> **Exercise task**
State how many lines of the records contain the string "this", and give no other information.
____ Supplied records
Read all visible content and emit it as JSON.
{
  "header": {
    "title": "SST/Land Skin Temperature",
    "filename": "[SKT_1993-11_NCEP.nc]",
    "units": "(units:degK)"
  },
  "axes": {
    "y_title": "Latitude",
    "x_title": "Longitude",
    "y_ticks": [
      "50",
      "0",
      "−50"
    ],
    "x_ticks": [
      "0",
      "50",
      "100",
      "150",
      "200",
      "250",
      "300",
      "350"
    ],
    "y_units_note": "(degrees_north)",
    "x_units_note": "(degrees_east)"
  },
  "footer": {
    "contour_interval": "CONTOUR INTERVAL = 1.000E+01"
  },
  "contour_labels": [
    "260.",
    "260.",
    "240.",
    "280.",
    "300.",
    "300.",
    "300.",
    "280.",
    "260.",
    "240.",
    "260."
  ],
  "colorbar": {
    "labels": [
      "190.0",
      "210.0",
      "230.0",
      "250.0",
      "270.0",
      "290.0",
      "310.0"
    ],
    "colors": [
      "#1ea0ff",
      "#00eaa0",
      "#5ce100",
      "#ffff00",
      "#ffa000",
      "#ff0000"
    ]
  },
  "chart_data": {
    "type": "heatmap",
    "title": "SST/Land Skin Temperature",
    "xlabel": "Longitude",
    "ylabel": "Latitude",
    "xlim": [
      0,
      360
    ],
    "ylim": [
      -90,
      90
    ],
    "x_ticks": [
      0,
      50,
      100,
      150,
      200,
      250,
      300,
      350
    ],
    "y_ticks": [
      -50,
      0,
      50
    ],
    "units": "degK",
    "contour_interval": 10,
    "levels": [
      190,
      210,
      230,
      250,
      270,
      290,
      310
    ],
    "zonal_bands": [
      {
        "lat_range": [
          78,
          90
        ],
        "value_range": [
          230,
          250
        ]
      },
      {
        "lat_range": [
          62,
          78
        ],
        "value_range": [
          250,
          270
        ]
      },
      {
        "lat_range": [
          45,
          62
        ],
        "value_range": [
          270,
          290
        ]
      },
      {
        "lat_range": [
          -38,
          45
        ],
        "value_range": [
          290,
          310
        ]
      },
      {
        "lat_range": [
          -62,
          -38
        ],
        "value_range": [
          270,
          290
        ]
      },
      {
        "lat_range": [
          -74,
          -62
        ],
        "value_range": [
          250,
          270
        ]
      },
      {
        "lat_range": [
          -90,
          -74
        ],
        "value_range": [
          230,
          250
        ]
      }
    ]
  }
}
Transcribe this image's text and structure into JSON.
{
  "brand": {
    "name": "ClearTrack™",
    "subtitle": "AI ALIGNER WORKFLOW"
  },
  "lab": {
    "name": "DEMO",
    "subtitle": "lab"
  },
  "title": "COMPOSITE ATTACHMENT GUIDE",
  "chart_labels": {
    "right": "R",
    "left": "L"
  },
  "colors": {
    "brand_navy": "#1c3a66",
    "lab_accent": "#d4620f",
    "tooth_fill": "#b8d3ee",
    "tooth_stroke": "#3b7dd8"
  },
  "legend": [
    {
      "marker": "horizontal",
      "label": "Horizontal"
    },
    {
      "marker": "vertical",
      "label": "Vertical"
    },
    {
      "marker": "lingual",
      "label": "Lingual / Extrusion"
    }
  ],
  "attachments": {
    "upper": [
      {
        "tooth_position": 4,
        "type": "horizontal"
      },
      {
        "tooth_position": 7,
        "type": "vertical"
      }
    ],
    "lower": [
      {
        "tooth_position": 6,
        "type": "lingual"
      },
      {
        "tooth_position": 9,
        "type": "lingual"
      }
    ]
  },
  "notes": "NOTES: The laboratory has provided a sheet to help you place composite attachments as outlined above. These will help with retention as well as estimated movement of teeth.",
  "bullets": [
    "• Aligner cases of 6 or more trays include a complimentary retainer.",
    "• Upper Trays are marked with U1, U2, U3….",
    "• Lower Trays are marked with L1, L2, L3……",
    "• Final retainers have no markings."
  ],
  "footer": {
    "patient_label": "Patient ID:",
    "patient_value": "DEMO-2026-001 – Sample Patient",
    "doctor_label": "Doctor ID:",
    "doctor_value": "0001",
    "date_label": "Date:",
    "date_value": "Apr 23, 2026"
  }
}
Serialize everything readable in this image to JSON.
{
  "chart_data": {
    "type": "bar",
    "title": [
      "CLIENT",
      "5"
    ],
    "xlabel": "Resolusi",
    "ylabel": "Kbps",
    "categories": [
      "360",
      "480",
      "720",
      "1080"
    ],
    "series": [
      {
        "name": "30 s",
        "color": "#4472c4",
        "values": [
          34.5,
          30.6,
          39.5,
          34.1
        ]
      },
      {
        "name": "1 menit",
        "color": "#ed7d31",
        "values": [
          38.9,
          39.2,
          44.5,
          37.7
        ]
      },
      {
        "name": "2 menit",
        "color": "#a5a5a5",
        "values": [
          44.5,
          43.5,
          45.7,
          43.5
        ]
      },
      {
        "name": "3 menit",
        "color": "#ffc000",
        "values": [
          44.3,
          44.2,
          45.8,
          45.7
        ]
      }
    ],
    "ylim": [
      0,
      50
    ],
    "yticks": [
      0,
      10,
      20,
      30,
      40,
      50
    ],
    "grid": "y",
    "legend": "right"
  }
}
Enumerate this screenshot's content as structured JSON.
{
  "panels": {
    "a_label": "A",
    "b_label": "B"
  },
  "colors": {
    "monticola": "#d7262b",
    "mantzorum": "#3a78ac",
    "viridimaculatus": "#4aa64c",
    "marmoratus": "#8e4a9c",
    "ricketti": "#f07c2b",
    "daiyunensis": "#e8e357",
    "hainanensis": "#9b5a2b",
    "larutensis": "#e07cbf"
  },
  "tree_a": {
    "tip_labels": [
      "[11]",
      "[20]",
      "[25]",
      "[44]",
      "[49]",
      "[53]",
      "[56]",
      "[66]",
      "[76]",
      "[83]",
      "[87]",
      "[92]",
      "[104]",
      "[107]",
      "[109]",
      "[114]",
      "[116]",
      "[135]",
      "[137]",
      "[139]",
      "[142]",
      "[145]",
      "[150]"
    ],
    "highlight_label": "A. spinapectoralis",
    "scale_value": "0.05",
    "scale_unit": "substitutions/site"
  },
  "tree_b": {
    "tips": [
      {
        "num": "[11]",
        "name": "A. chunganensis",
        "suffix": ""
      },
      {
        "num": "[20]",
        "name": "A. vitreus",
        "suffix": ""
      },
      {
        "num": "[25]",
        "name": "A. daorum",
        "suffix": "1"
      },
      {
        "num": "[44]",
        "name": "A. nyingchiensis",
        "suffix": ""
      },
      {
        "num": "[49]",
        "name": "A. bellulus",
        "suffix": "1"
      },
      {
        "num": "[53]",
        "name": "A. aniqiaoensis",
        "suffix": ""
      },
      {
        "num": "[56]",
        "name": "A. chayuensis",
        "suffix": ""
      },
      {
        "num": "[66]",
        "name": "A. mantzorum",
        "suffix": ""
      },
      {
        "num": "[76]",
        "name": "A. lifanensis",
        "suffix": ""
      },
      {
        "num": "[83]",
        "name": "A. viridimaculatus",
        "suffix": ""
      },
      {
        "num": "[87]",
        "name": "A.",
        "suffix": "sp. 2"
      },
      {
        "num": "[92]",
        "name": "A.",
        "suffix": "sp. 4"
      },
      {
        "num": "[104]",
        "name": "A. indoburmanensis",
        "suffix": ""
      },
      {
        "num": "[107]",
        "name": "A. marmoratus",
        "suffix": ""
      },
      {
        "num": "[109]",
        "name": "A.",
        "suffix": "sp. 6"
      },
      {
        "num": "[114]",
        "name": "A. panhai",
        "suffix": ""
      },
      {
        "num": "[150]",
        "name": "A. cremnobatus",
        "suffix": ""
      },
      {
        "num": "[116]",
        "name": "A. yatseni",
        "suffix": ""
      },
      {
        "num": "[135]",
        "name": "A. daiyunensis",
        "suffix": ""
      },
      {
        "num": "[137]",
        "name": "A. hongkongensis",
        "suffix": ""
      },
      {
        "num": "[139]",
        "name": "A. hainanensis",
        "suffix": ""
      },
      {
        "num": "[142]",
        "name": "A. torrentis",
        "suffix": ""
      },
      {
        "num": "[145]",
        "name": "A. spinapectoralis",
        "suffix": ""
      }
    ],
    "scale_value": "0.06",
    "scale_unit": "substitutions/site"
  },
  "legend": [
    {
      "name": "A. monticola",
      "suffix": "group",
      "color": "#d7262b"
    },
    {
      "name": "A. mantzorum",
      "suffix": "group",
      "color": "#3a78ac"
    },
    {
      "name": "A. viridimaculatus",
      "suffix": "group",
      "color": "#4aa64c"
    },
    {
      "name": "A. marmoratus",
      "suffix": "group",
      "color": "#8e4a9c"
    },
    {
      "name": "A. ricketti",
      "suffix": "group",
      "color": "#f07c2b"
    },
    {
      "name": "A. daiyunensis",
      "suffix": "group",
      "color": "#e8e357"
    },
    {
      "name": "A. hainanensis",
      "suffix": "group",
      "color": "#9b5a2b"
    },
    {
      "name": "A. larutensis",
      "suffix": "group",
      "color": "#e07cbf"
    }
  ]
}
________
> **Answer to the task**
3